── Data for the task

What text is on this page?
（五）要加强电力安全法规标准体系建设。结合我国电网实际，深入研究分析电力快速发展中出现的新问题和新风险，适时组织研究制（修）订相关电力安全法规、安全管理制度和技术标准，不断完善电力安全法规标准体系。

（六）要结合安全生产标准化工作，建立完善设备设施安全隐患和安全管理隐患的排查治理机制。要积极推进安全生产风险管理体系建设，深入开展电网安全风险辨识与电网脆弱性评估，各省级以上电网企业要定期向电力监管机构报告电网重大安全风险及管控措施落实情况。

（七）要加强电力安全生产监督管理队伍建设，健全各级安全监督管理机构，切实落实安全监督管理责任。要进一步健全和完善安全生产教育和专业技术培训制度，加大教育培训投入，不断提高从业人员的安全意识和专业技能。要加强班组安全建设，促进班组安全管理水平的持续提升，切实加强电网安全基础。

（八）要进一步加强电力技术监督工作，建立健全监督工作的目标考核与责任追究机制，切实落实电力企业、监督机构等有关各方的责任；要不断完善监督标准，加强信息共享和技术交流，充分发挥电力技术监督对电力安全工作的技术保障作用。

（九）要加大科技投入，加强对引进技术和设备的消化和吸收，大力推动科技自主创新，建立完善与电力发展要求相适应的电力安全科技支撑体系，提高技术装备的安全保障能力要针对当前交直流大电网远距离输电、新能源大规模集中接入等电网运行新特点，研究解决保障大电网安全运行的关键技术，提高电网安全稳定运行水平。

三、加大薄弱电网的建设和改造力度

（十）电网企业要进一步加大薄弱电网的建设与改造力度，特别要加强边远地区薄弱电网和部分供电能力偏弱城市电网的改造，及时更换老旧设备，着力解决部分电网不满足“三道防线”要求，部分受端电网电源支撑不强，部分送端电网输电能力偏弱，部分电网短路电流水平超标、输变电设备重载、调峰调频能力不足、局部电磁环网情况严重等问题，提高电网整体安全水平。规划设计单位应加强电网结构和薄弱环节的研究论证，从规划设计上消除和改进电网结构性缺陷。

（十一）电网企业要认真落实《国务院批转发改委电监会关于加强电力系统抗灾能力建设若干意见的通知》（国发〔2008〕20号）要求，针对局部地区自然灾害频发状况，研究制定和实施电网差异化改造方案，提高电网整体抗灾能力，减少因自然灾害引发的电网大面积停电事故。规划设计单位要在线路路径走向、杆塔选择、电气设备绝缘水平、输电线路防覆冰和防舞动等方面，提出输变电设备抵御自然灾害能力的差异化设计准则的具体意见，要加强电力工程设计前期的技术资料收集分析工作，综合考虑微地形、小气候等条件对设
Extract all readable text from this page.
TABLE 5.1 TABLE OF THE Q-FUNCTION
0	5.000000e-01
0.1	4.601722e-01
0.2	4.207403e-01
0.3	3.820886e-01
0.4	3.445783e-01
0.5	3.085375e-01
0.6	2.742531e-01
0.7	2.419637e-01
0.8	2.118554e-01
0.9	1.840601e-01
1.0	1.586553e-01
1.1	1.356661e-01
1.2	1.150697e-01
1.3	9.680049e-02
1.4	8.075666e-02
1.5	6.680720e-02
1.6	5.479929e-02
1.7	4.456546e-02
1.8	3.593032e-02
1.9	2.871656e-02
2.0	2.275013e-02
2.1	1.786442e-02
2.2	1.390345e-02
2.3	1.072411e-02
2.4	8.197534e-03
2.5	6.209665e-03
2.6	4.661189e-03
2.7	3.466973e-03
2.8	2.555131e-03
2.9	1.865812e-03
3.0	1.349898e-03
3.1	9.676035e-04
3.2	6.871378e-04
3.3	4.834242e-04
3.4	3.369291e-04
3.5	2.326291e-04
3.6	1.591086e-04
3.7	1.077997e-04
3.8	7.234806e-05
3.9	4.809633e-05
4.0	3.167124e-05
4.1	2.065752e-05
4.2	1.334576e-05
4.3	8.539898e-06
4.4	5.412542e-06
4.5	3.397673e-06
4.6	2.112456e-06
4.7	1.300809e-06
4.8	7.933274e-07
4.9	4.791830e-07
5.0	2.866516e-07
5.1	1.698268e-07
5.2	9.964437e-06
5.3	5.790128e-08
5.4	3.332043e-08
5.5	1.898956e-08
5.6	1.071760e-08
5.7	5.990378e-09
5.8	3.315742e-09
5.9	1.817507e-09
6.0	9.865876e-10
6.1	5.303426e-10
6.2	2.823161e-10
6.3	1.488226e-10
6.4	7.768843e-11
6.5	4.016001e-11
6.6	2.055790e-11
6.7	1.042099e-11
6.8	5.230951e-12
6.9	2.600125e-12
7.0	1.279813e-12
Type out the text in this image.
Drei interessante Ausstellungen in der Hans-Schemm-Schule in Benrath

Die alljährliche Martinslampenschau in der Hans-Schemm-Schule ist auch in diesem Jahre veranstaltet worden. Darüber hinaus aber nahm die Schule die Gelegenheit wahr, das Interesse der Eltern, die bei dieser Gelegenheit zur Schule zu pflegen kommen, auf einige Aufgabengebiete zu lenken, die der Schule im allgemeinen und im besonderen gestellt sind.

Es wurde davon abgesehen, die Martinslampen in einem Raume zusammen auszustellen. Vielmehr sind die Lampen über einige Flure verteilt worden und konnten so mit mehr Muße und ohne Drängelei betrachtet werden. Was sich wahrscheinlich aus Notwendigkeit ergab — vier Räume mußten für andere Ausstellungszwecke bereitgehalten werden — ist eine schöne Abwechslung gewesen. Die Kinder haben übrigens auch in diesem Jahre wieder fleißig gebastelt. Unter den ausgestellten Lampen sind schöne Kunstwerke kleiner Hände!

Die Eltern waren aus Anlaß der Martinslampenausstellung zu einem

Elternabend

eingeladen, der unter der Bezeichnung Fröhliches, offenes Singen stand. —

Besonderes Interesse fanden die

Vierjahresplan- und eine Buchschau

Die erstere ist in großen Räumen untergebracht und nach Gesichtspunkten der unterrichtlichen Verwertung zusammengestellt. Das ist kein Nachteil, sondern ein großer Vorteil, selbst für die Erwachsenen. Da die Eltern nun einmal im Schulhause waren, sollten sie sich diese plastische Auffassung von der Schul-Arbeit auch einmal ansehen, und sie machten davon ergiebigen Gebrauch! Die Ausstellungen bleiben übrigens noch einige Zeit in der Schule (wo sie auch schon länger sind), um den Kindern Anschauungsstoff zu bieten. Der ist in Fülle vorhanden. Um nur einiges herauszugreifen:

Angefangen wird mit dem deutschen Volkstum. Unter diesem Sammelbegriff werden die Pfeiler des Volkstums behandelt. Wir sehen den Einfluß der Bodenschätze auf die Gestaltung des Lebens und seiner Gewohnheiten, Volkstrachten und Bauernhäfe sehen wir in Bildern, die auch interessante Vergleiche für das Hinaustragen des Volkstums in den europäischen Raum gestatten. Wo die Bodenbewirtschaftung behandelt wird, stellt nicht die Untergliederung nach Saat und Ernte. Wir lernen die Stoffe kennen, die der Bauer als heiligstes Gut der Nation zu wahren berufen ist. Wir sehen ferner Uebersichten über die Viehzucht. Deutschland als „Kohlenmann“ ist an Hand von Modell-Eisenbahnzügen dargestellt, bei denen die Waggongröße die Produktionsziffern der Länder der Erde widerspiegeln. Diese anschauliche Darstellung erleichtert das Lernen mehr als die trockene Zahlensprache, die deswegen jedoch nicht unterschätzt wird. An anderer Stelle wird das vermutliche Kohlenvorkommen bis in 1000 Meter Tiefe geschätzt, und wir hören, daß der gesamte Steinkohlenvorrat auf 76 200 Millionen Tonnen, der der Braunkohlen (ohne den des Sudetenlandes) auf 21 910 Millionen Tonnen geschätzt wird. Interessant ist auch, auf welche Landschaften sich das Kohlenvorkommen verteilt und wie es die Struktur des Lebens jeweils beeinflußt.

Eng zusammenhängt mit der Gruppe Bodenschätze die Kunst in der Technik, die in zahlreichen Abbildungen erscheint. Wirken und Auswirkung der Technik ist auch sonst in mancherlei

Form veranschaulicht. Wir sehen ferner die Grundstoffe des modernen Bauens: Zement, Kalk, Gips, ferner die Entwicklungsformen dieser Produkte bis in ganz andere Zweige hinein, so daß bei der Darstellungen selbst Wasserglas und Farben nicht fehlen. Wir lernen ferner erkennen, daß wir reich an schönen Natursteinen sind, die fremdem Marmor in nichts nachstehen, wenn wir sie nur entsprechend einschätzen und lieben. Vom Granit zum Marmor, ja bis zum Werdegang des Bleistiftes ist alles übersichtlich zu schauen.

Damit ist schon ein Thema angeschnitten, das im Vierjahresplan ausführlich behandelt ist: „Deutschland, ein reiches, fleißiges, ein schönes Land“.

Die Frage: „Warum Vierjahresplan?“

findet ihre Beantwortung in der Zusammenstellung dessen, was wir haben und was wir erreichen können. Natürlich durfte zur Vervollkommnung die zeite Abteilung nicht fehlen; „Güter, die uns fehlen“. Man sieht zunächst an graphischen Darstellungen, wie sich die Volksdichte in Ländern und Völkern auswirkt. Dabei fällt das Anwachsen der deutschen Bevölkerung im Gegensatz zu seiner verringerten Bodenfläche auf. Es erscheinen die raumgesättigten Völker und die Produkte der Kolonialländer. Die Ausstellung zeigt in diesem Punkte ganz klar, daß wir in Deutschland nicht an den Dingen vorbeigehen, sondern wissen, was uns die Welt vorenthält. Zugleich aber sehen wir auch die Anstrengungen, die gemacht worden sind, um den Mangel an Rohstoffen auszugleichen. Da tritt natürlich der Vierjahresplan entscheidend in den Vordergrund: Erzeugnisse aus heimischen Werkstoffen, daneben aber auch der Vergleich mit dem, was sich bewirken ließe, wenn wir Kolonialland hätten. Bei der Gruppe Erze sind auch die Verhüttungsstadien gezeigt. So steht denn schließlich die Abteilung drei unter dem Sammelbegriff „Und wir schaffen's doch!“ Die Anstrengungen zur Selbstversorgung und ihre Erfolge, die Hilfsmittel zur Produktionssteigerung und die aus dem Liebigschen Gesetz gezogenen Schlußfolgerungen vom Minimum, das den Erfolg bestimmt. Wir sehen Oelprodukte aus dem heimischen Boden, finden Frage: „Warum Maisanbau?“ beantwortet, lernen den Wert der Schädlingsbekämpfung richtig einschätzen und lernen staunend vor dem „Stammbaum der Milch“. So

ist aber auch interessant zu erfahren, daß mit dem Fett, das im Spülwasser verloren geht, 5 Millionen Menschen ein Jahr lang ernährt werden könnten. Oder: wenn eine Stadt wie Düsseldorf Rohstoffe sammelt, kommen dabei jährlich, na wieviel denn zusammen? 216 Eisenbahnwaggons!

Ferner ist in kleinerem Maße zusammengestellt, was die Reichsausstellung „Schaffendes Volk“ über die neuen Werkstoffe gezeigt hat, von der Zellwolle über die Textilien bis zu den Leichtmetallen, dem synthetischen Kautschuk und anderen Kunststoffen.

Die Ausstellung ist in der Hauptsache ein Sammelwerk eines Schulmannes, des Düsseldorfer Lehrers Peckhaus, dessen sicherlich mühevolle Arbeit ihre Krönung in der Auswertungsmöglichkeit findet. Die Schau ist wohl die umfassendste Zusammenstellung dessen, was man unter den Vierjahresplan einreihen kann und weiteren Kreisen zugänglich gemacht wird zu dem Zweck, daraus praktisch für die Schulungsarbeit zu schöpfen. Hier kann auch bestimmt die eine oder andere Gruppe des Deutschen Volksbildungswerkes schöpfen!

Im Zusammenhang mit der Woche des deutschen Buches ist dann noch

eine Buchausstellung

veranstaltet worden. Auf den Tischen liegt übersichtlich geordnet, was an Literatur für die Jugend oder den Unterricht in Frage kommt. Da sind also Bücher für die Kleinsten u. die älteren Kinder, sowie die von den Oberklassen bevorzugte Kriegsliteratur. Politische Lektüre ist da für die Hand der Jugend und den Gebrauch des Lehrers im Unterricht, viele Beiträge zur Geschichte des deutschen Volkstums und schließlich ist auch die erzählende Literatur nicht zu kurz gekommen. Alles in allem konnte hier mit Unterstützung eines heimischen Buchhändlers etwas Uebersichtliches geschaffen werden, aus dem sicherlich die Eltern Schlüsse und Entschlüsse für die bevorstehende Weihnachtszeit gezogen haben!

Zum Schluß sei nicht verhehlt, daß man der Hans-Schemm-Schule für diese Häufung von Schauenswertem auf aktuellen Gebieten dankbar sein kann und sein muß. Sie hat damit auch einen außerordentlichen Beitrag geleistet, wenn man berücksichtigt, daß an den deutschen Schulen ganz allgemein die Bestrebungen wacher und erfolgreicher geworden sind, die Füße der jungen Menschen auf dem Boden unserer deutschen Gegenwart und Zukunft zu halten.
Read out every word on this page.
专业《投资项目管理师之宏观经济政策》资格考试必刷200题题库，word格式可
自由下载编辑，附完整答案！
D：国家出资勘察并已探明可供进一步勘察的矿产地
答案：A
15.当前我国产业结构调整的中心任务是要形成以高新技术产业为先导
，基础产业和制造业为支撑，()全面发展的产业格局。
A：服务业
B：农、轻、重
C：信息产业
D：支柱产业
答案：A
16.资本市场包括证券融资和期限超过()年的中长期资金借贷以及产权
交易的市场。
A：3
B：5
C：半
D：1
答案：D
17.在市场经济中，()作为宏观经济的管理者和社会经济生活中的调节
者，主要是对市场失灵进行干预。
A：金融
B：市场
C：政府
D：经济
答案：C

────

▶ **Task instructions**
Reproduce exactly the line containing "Read out every word on this page." and every line after it through the end of the records above, and nothing else.

▶ **Complete output**
Read out every word on this page.
专业《投资项目管理师之宏观经济政策》资格考试必刷200题题库，word格式可
自由下载编辑，附完整答案！
D：国家出资勘察并已探明可供进一步勘察的矿产地
答案：A
15.当前我国产业结构调整的中心任务是要形成以高新技术产业为先导
，基础产业和制造业为支撑，()全面发展的产业格局。
A：服务业
B：农、轻、重
C：信息产业
D：支柱产业
答案：A
16.资本市场包括证券融资和期限超过()年的中长期资金借贷以及产权
交易的市场。
A：3
B：5
C：半
D：1
答案：D
17.在市场经济中，()作为宏观经济的管理者和社会经济生活中的调节
者，主要是对市场失灵进行干预。
A：金融
B：市场
C：政府
D：经济
答案：C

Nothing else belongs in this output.